[Extracted records]
** begin **
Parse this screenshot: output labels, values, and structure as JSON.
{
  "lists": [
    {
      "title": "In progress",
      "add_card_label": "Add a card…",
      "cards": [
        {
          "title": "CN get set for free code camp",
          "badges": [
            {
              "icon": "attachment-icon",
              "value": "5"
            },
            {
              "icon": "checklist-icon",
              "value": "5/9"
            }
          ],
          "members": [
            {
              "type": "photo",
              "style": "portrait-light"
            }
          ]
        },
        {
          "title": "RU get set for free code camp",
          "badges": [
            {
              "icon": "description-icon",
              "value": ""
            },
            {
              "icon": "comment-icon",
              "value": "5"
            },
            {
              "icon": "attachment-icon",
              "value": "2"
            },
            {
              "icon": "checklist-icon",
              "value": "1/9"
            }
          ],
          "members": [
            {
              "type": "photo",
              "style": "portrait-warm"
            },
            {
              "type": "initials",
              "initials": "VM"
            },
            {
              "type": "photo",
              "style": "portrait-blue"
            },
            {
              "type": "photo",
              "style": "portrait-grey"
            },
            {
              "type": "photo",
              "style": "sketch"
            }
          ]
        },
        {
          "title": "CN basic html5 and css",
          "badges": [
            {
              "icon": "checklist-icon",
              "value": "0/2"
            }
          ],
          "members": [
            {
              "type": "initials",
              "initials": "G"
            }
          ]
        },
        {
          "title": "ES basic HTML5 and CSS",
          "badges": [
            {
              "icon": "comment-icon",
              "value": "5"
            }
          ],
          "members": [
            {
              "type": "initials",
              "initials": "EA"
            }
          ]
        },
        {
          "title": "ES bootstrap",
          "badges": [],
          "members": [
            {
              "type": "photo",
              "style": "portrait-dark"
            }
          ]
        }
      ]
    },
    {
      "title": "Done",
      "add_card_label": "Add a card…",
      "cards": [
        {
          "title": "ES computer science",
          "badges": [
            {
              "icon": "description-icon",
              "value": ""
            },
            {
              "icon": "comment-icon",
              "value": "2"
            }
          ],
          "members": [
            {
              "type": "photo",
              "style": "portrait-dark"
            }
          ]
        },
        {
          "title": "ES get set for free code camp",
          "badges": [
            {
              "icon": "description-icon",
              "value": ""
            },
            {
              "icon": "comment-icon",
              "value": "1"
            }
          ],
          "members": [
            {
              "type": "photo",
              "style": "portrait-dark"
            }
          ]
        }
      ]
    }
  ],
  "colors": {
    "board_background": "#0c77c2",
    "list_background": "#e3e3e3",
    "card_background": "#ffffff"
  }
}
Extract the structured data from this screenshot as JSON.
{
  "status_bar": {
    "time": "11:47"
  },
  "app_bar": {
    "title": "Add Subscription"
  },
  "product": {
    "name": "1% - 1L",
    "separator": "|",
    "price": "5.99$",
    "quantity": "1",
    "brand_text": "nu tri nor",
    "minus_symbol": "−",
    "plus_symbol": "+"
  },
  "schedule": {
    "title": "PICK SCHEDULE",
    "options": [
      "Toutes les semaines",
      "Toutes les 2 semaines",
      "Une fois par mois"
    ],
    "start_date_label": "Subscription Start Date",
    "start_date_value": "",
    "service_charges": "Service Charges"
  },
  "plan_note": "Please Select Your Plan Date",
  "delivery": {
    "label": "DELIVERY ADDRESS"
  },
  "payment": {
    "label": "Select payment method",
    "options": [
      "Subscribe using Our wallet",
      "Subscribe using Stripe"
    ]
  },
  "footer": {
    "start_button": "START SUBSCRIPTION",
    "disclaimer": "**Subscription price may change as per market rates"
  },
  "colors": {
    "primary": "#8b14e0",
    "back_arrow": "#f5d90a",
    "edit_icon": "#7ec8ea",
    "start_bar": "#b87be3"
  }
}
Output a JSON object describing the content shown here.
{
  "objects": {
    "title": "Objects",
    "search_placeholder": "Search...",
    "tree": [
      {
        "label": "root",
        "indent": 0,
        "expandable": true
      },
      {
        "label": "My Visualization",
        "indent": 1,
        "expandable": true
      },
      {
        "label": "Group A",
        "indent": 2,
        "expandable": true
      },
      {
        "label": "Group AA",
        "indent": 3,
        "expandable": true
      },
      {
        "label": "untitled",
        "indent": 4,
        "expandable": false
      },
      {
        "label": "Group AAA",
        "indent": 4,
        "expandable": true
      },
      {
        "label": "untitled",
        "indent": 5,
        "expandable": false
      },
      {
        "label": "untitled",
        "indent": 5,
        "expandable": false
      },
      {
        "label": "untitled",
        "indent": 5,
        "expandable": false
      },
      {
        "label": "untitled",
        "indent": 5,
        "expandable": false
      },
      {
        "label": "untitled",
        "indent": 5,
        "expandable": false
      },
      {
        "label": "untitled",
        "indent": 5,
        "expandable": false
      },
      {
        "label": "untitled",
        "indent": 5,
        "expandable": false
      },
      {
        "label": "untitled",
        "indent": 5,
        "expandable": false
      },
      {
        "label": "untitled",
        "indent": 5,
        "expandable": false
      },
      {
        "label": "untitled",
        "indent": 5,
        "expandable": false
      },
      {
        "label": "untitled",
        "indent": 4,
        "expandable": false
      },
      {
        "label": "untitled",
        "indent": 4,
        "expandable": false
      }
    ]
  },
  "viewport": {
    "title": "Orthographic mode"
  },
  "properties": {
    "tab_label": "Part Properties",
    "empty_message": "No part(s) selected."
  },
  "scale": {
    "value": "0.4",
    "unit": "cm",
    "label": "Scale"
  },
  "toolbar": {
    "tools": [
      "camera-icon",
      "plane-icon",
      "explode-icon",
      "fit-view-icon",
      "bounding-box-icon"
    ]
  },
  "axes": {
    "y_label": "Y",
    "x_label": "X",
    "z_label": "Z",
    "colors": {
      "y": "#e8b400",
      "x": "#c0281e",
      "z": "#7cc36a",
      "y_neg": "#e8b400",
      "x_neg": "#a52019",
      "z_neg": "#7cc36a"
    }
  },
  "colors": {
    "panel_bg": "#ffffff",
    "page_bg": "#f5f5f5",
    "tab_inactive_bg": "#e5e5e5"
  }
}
** end **
REQUEST: Count the lines that include the word "code" and state the result as a bare number.

WRITTEN REPLY: 3